» GIVEN INSTRUCTION
Copy out every record precisely.

------ DATA SHOWN ------

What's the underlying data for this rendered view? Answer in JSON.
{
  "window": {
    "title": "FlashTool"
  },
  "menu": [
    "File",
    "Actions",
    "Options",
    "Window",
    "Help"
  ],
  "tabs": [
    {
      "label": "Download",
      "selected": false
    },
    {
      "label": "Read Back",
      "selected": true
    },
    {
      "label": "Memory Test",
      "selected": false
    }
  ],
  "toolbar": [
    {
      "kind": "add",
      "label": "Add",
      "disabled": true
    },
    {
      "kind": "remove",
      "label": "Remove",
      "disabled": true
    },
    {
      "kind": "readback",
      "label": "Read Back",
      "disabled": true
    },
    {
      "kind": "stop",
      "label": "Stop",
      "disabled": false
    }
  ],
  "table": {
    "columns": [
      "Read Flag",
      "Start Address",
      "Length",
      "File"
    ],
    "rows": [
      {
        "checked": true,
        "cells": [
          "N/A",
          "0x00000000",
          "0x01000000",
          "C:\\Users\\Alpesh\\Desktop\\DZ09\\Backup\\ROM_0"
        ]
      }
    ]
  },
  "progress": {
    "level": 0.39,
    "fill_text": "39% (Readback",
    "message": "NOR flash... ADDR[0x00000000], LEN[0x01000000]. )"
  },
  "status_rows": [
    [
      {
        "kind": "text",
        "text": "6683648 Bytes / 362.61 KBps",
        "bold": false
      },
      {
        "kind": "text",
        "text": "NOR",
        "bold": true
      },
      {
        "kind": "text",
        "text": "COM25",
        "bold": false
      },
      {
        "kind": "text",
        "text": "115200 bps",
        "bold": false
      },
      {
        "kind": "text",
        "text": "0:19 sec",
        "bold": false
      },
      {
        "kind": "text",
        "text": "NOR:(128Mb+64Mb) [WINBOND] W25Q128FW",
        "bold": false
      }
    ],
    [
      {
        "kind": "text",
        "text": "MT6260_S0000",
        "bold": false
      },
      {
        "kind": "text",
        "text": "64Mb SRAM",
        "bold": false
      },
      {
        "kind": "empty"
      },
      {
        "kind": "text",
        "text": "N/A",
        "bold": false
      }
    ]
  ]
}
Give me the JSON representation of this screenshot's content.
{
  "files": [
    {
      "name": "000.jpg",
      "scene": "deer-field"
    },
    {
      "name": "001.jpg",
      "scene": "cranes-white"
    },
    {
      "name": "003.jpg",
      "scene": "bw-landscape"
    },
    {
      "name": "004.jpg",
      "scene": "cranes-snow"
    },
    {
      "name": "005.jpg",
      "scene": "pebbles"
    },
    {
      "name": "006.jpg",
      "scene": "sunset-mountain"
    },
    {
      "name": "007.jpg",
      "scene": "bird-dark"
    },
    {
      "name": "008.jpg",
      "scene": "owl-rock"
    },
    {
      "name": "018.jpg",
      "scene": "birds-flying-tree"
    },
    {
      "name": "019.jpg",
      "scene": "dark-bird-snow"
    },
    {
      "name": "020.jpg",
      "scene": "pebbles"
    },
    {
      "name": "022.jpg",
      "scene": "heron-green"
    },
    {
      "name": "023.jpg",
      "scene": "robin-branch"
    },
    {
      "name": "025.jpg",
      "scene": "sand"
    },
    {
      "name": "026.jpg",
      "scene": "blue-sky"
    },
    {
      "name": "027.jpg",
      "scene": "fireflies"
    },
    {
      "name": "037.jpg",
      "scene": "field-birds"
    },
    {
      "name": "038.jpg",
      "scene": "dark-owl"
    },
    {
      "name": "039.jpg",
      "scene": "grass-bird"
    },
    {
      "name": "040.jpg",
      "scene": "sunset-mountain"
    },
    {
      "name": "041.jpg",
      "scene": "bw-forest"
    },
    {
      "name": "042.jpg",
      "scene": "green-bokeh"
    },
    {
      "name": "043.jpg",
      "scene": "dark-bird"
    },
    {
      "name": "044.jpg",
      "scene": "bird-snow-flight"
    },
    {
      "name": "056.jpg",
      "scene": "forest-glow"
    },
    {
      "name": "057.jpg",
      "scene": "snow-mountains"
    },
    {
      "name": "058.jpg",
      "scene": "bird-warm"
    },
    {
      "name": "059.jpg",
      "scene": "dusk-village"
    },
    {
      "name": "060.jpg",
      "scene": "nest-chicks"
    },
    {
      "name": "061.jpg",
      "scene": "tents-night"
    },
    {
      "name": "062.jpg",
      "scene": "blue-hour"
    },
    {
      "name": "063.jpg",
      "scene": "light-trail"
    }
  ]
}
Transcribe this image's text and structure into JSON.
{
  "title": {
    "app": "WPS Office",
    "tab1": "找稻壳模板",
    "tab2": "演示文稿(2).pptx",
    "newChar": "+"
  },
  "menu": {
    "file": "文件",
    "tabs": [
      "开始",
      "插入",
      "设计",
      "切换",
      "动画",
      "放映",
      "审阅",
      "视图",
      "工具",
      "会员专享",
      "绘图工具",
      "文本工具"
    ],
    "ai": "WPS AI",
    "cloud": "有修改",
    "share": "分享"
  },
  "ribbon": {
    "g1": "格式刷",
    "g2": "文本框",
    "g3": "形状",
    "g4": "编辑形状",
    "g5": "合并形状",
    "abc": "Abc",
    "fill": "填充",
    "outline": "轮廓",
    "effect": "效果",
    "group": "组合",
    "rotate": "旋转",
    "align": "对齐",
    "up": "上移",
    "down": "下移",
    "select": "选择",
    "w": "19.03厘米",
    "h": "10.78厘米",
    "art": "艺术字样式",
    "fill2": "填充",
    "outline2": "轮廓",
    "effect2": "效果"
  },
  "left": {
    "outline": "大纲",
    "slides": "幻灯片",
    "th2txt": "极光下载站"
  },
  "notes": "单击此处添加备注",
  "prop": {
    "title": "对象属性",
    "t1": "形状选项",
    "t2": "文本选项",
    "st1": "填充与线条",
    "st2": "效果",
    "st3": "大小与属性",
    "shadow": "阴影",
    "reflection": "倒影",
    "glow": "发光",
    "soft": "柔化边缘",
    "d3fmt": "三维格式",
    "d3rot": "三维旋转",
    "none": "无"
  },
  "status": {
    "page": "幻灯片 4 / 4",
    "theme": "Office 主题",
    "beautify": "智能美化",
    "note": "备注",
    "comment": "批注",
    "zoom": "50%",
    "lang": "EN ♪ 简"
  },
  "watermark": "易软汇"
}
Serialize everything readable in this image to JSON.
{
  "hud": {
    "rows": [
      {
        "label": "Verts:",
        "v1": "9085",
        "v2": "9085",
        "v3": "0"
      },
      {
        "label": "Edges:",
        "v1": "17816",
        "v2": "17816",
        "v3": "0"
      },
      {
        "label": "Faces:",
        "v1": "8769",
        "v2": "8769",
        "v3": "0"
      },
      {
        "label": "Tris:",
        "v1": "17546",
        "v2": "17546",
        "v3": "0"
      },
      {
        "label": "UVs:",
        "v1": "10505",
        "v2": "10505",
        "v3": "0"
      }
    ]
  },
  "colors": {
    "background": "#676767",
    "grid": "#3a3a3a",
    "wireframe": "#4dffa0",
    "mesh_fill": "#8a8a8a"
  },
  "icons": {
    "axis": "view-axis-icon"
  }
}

------

» FINISHED EXERCISE
What's the underlying data for this rendered view? Answer in JSON.
{
  "window": {
    "title": "FlashTool"
  },
  "menu": [
    "File",
    "Actions",
    "Options",
    "Window",
    "Help"
  ],
  "tabs": [
    {
      "label": "Download",
      "selected": false
    },
    {
      "label": "Read Back",
      "selected": true
    },
    {
      "label": "Memory Test",
      "selected": false
    }
  ],
  "toolbar": [
    {
      "kind": "add",
      "label": "Add",
      "disabled": true
    },
    {
      "kind": "remove",
      "label": "Remove",
      "disabled": true
    },
    {
      "kind": "readback",
      "label": "Read Back",
      "disabled": true
    },
    {
      "kind": "stop",
      "label": "Stop",
      "disabled": false
    }
  ],
  "table": {
    "columns": [
      "Read Flag",
      "Start Address",
      "Length",
      "File"
    ],
    "rows": [
      {
        "checked": true,
        "cells": [
          "N/A",
          "0x00000000",
          "0x01000000",
          "C:\\Users\\Alpesh\\Desktop\\DZ09\\Backup\\ROM_0"
        ]
      }
    ]
  },
  "progress": {
    "level": 0.39,
    "fill_text": "39% (Readback",
    "message": "NOR flash... ADDR[0x00000000], LEN[0x01000000]. )"
  },
  "status_rows": [
    [
      {
        "kind": "text",
        "text": "6683648 Bytes / 362.61 KBps",
        "bold": false
      },
      {
        "kind": "text",
        "text": "NOR",
        "bold": true
      },
      {
        "kind": "text",
        "text": "COM25",
        "bold": false
      },
      {
        "kind": "text",
        "text": "115200 bps",
        "bold": false
      },
      {
        "kind": "text",
        "text": "0:19 sec",
        "bold": false
      },
      {
        "kind": "text",
        "text": "NOR:(128Mb+64Mb) [WINBOND] W25Q128FW",
        "bold": false
      }
    ],
    [
      {
        "kind": "text",
        "text": "MT6260_S0000",
        "bold": false
      },
      {
        "kind": "text",
        "text": "64Mb SRAM",
        "bold": false
      },
      {
        "kind": "empty"
      },
      {
        "kind": "text",
        "text": "N/A",
        "bold": false
      }
    ]
  ]
}
Give me the JSON representation of this screenshot's content.
{
  "files": [
    {
      "name": "000.jpg",
      "scene": "deer-field"
    },
    {
      "name": "001.jpg",
      "scene": "cranes-white"
    },
    {
      "name": "003.jpg",
      "scene": "bw-landscape"
    },
    {
      "name": "004.jpg",
      "scene": "cranes-snow"
    },
    {
      "name": "005.jpg",
      "scene": "pebbles"
    },
    {
      "name": "006.jpg",
      "scene": "sunset-mountain"
    },
    {
      "name": "007.jpg",
      "scene": "bird-dark"
    },
    {
      "name": "008.jpg",
      "scene": "owl-rock"
    },
    {
      "name": "018.jpg",
      "scene": "birds-flying-tree"
    },
    {
      "name": "019.jpg",
      "scene": "dark-bird-snow"
    },
    {
      "name": "020.jpg",
      "scene": "pebbles"
    },
    {
      "name": "022.jpg",
      "scene": "heron-green"
    },
    {
      "name": "023.jpg",
      "scene": "robin-branch"
    },
    {
      "name": "025.jpg",
      "scene": "sand"
    },
    {
      "name": "026.jpg",
      "scene": "blue-sky"
    },
    {
      "name": "027.jpg",
      "scene": "fireflies"
    },
    {
      "name": "037.jpg",
      "scene": "field-birds"
    },
    {
      "name": "038.jpg",
      "scene": "dark-owl"
    },
    {
      "name": "039.jpg",
      "scene": "grass-bird"
    },
    {
      "name": "040.jpg",
      "scene": "sunset-mountain"
    },
    {
      "name": "041.jpg",
      "scene": "bw-forest"
    },
    {
      "name": "042.jpg",
      "scene": "green-bokeh"
    },
    {
      "name": "043.jpg",
      "scene": "dark-bird"
    },
    {
      "name": "044.jpg",
      "scene": "bird-snow-flight"
    },
    {
      "name": "056.jpg",
      "scene": "forest-glow"
    },
    {
      "name": "057.jpg",
      "scene": "snow-mountains"
    },
    {
      "name": "058.jpg",
      "scene": "bird-warm"
    },
    {
      "name": "059.jpg",
      "scene": "dusk-village"
    },
    {
      "name": "060.jpg",
      "scene": "nest-chicks"
    },
    {
      "name": "061.jpg",
      "scene": "tents-night"
    },
    {
      "name": "062.jpg",
      "scene": "blue-hour"
    },
    {
      "name": "063.jpg",
      "scene": "light-trail"
    }
  ]
}
Transcribe this image's text and structure into JSON.
{
  "title": {
    "app": "WPS Office",
    "tab1": "找稻壳模板",
    "tab2": "演示文稿(2).pptx",
    "newChar": "+"
  },
  "menu": {
    "file": "文件",
    "tabs": [
      "开始",
      "插入",
      "设计",
      "切换",
      "动画",
      "放映",
      "审阅",
      "视图",
      "工具",
      "会员专享",
      "绘图工具",
      "文本工具"
    ],
    "ai": "WPS AI",
    "cloud": "有修改",
    "share": "分享"
  },
  "ribbon": {
    "g1": "格式刷",
    "g2": "文本框",
    "g3": "形状",
    "g4": "编辑形状",
    "g5": "合并形状",
    "abc": "Abc",
    "fill": "填充",
    "outline": "轮廓",
    "effect": "效果",
    "group": "组合",
    "rotate": "旋转",
    "align": "对齐",
    "up": "上移",
    "down": "下移",
    "select": "选择",
    "w": "19.03厘米",
    "h": "10.78厘米",
    "art": "艺术字样式",
    "fill2": "填充",
    "outline2": "轮廓",
    "effect2": "效果"
  },
  "left": {
    "outline": "大纲",
    "slides": "幻灯片",
    "th2txt": "极光下载站"
  },
  "notes": "单击此处添加备注",
  "prop": {
    "title": "对象属性",
    "t1": "形状选项",
    "t2": "文本选项",
    "st1": "填充与线条",
    "st2": "效果",
    "st3": "大小与属性",
    "shadow": "阴影",
    "reflection": "倒影",
    "glow": "发光",
    "soft": "柔化边缘",
    "d3fmt": "三维格式",
    "d3rot": "三维旋转",
    "none": "无"
  },
  "status": {
    "page": "幻灯片 4 / 4",
    "theme": "Office 主题",
    "beautify": "智能美化",
    "note": "备注",
    "comment": "批注",
    "zoom": "50%",
    "lang": "EN ♪ 简"
  },
  "watermark": "易软汇"
}
Serialize everything readable in this image to JSON.
{
  "hud": {
    "rows": [
      {
        "label": "Verts:",
        "v1": "9085",
        "v2": "9085",
        "v3": "0"
      },
      {
        "label": "Edges:",
        "v1": "17816",
        "v2": "17816",
        "v3": "0"
      },
      {
        "label": "Faces:",
        "v1": "8769",
        "v2": "8769",
        "v3": "0"
      },
      {
        "label": "Tris:",
        "v1": "17546",
        "v2": "17546",
        "v3": "0"
      },
      {
        "label": "UVs:",
        "v1": "10505",
        "v2": "10505",
        "v3": "0"
      }
    ]
  },
  "colors": {
    "background": "#676767",
    "grid": "#3a3a3a",
    "wireframe": "#4dffa0",
    "mesh_fill": "#8a8a8a"
  },
  "icons": {
    "axis": "view-axis-icon"
  }
}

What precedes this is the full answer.